(Saved entries)
+ + + + + + +

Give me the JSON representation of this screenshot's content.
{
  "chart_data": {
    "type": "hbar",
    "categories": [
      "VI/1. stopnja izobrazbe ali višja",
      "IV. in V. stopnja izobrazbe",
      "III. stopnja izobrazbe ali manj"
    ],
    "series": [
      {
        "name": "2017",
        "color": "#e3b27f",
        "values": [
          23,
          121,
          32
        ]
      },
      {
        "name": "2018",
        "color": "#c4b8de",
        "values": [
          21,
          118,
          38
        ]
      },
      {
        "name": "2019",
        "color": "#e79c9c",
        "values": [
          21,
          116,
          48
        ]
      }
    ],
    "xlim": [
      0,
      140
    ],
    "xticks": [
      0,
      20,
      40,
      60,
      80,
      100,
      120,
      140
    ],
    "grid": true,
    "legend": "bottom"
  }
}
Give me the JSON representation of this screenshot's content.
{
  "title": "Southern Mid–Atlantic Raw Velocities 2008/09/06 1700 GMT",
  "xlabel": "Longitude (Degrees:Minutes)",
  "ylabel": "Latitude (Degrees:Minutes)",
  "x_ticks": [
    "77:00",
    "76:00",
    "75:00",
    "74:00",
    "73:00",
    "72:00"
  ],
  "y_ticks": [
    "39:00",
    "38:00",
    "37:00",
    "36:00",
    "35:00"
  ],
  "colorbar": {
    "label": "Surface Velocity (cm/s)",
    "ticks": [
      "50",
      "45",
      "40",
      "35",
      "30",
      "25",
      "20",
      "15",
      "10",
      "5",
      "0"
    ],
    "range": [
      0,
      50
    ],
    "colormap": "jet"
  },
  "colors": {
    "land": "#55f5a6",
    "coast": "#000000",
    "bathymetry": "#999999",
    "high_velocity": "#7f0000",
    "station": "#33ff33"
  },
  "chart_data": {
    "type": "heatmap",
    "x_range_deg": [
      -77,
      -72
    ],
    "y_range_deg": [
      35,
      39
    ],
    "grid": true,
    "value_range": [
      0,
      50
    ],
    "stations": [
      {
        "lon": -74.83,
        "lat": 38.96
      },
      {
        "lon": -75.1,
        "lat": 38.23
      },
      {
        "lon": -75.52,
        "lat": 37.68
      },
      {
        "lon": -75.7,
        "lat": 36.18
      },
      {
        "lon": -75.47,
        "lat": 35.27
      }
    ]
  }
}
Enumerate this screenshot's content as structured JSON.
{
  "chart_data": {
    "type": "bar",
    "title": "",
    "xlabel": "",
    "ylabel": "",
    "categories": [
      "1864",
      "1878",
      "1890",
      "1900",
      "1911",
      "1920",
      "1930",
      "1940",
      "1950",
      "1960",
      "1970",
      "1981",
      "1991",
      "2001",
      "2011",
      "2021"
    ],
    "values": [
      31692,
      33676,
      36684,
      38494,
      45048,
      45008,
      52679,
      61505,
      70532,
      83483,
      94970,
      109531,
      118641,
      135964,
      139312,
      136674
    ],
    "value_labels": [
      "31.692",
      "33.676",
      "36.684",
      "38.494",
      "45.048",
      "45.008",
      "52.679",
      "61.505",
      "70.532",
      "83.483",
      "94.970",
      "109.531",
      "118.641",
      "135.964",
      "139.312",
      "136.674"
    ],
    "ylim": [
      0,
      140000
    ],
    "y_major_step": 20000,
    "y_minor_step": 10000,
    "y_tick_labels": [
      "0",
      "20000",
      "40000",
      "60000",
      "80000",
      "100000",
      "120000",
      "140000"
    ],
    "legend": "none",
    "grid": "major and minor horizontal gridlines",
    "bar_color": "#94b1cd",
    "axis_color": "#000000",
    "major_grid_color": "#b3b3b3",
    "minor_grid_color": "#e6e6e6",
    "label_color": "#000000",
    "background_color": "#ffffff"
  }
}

+ + + + + + +

What is required: What is the number of lines above that contain "Degrees"? Answer with that number only.

Finished answer: 2